(Items from a data source)

#####

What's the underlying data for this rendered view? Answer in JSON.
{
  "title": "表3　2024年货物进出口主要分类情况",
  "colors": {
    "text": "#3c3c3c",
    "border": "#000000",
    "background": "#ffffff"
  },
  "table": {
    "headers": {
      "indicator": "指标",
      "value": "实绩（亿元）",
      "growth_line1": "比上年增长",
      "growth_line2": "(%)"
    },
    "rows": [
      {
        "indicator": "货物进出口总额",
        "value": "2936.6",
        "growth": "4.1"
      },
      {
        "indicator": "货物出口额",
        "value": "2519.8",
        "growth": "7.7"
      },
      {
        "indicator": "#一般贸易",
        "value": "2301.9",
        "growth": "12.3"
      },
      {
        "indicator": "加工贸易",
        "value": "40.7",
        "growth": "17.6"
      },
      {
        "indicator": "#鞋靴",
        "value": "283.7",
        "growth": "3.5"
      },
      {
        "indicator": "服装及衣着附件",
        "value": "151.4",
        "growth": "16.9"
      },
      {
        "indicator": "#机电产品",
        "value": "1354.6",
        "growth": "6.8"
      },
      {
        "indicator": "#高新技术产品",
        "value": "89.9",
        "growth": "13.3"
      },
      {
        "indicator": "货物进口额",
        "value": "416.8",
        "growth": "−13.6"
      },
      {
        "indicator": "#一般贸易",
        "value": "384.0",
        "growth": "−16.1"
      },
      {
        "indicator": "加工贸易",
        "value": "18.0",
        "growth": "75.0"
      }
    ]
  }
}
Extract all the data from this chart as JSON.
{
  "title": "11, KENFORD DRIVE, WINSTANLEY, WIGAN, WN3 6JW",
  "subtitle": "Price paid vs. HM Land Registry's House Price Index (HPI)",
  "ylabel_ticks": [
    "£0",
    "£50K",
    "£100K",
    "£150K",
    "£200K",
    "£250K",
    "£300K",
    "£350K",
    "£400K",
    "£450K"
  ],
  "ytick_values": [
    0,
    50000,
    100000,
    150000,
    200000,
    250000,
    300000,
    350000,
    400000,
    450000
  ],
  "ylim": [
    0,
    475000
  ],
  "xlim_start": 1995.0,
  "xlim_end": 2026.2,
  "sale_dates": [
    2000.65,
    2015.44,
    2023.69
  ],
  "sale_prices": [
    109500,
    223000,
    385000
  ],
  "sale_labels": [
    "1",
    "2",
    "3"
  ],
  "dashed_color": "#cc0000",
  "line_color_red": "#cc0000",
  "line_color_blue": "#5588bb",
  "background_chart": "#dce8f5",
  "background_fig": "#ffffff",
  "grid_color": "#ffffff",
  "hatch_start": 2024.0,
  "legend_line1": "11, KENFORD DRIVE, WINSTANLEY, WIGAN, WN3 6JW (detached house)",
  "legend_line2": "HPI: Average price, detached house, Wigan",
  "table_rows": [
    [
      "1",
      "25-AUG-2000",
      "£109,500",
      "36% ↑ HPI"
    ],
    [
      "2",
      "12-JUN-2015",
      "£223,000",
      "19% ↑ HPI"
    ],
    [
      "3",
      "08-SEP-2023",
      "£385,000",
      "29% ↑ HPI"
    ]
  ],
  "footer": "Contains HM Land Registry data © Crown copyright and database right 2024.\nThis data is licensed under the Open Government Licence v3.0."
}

#####

Output all of the data above without any alteration.

What's the underlying data for this rendered view? Answer in JSON.
{
  "title": "表3　2024年货物进出口主要分类情况",
  "colors": {
    "text": "#3c3c3c",
    "border": "#000000",
    "background": "#ffffff"
  },
  "table": {
    "headers": {
      "indicator": "指标",
      "value": "实绩（亿元）",
      "growth_line1": "比上年增长",
      "growth_line2": "(%)"
    },
    "rows": [
      {
        "indicator": "货物进出口总额",
        "value": "2936.6",
        "growth": "4.1"
      },
      {
        "indicator": "货物出口额",
        "value": "2519.8",
        "growth": "7.7"
      },
      {
        "indicator": "#一般贸易",
        "value": "2301.9",
        "growth": "12.3"
      },
      {
        "indicator": "加工贸易",
        "value": "40.7",
        "growth": "17.6"
      },
      {
        "indicator": "#鞋靴",
        "value": "283.7",
        "growth": "3.5"
      },
      {
        "indicator": "服装及衣着附件",
        "value": "151.4",
        "growth": "16.9"
      },
      {
        "indicator": "#机电产品",
        "value": "1354.6",
        "growth": "6.8"
      },
      {
        "indicator": "#高新技术产品",
        "value": "89.9",
        "growth": "13.3"
      },
      {
        "indicator": "货物进口额",
        "value": "416.8",
        "growth": "−13.6"
      },
      {
        "indicator": "#一般贸易",
        "value": "384.0",
        "growth": "−16.1"
      },
      {
        "indicator": "加工贸易",
        "value": "18.0",
        "growth": "75.0"
      }
    ]
  }
}
Extract all the data from this chart as JSON.
{
  "title": "11, KENFORD DRIVE, WINSTANLEY, WIGAN, WN3 6JW",
  "subtitle": "Price paid vs. HM Land Registry's House Price Index (HPI)",
  "ylabel_ticks": [
    "£0",
    "£50K",
    "£100K",
    "£150K",
    "£200K",
    "£250K",
    "£300K",
    "£350K",
    "£400K",
    "£450K"
  ],
  "ytick_values": [
    0,
    50000,
    100000,
    150000,
    200000,
    250000,
    300000,
    350000,
    400000,
    450000
  ],
  "ylim": [
    0,
    475000
  ],
  "xlim_start": 1995.0,
  "xlim_end": 2026.2,
  "sale_dates": [
    2000.65,
    2015.44,
    2023.69
  ],
  "sale_prices": [
    109500,
    223000,
    385000
  ],
  "sale_labels": [
    "1",
    "2",
    "3"
  ],
  "dashed_color": "#cc0000",
  "line_color_red": "#cc0000",
  "line_color_blue": "#5588bb",
  "background_chart": "#dce8f5",
  "background_fig": "#ffffff",
  "grid_color": "#ffffff",
  "hatch_start": 2024.0,
  "legend_line1": "11, KENFORD DRIVE, WINSTANLEY, WIGAN, WN3 6JW (detached house)",
  "legend_line2": "HPI: Average price, detached house, Wigan",
  "table_rows": [
    [
      "1",
      "25-AUG-2000",
      "£109,500",
      "36% ↑ HPI"
    ],
    [
      "2",
      "12-JUN-2015",
      "£223,000",
      "19% ↑ HPI"
    ],
    [
      "3",
      "08-SEP-2023",
      "£385,000",
      "29% ↑ HPI"
    ]
  ],
  "footer": "Contains HM Land Registry data © Crown copyright and database right 2024.\nThis data is licensed under the Open Government Licence v3.0."
}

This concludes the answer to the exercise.